PROBLEM DESCRIPTION:
Please transcribe the listing below in full and word for word, without its pictures.

--- start DATA PROVIDED ---

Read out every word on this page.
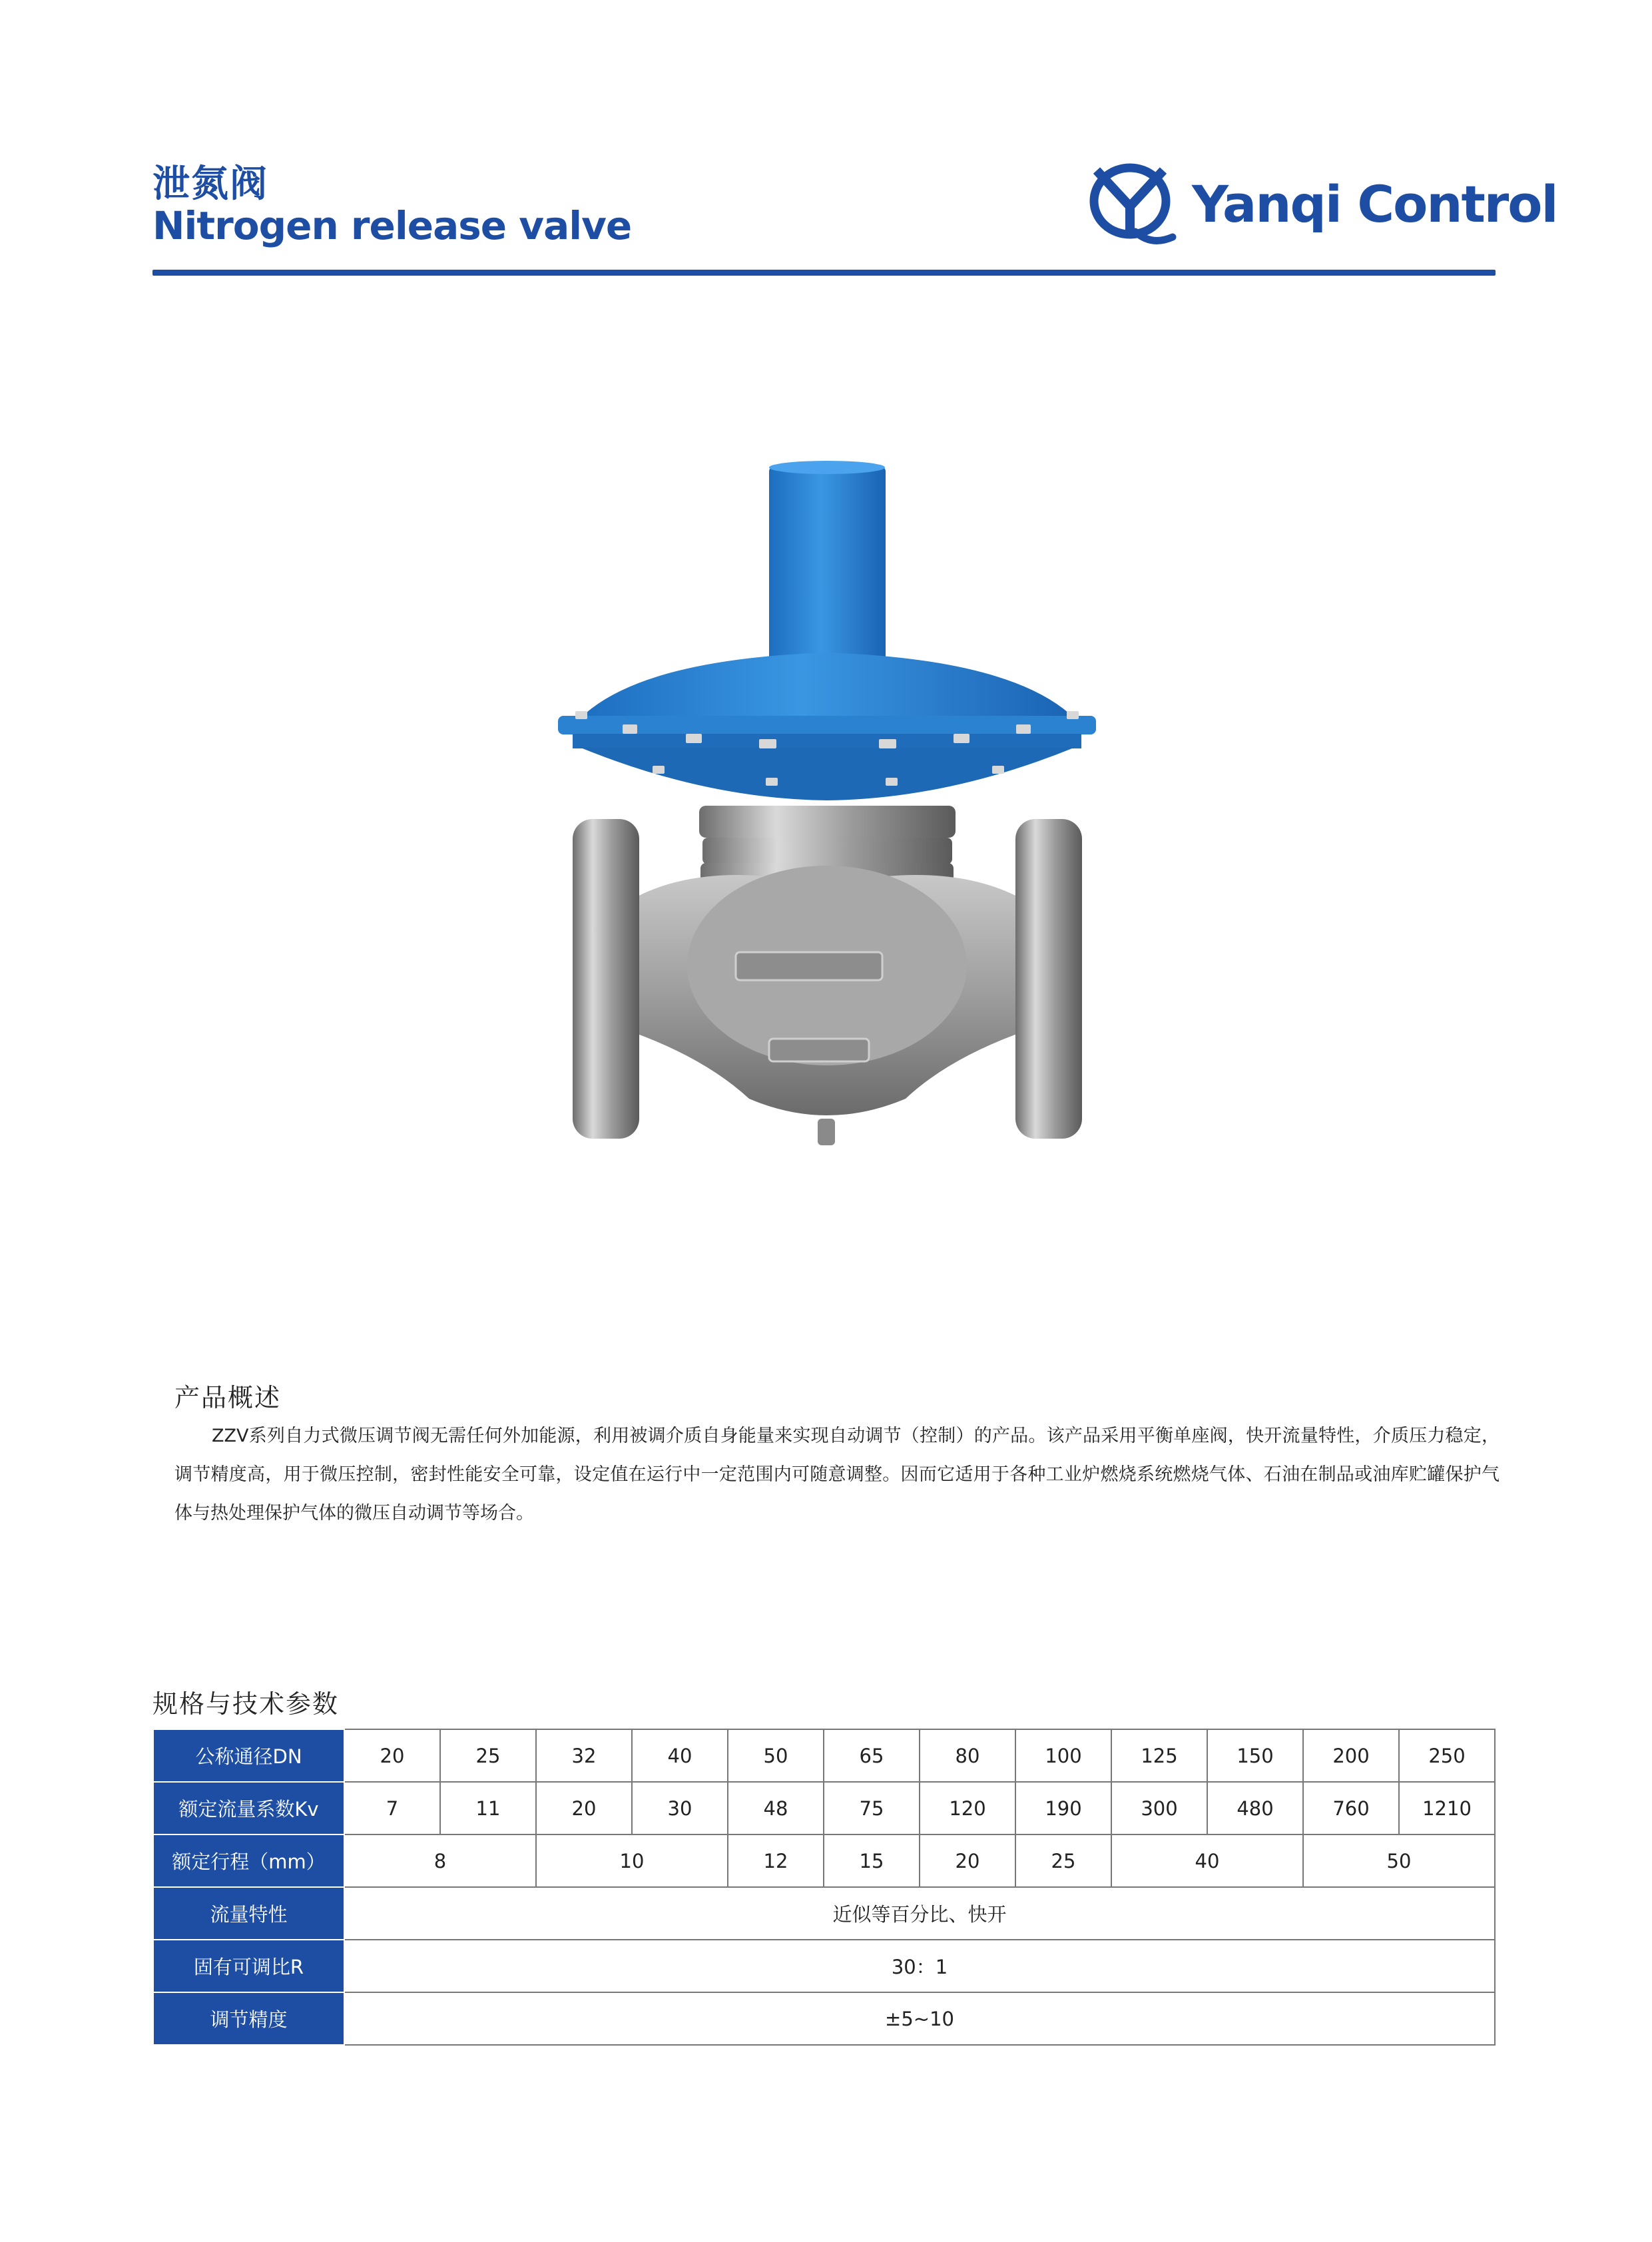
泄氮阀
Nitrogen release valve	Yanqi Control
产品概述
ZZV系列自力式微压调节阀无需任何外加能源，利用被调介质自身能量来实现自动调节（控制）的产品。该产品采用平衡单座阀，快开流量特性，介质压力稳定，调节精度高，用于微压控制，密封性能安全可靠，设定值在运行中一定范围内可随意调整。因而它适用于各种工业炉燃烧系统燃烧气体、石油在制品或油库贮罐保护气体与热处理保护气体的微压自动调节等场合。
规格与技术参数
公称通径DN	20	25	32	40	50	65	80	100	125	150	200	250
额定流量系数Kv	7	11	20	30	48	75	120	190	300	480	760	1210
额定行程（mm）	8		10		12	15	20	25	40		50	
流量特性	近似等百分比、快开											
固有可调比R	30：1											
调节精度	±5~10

--- end DATA PROVIDED ---

THE REPLY:
Read out every word on this page.
泄氮阀
Nitrogen release valve	Yanqi Control
产品概述
ZZV系列自力式微压调节阀无需任何外加能源，利用被调介质自身能量来实现自动调节（控制）的产品。该产品采用平衡单座阀，快开流量特性，介质压力稳定，调节精度高，用于微压控制，密封性能安全可靠，设定值在运行中一定范围内可随意调整。因而它适用于各种工业炉燃烧系统燃烧气体、石油在制品或油库贮罐保护气体与热处理保护气体的微压自动调节等场合。
规格与技术参数
公称通径DN	20	25	32	40	50	65	80	100	125	150	200	250
额定流量系数Kv	7	11	20	30	48	75	120	190	300	480	760	1210
额定行程（mm）	8		10		12	15	20	25	40		50	
流量特性	近似等百分比、快开											
固有可调比R	30：1											
调节精度	±5~10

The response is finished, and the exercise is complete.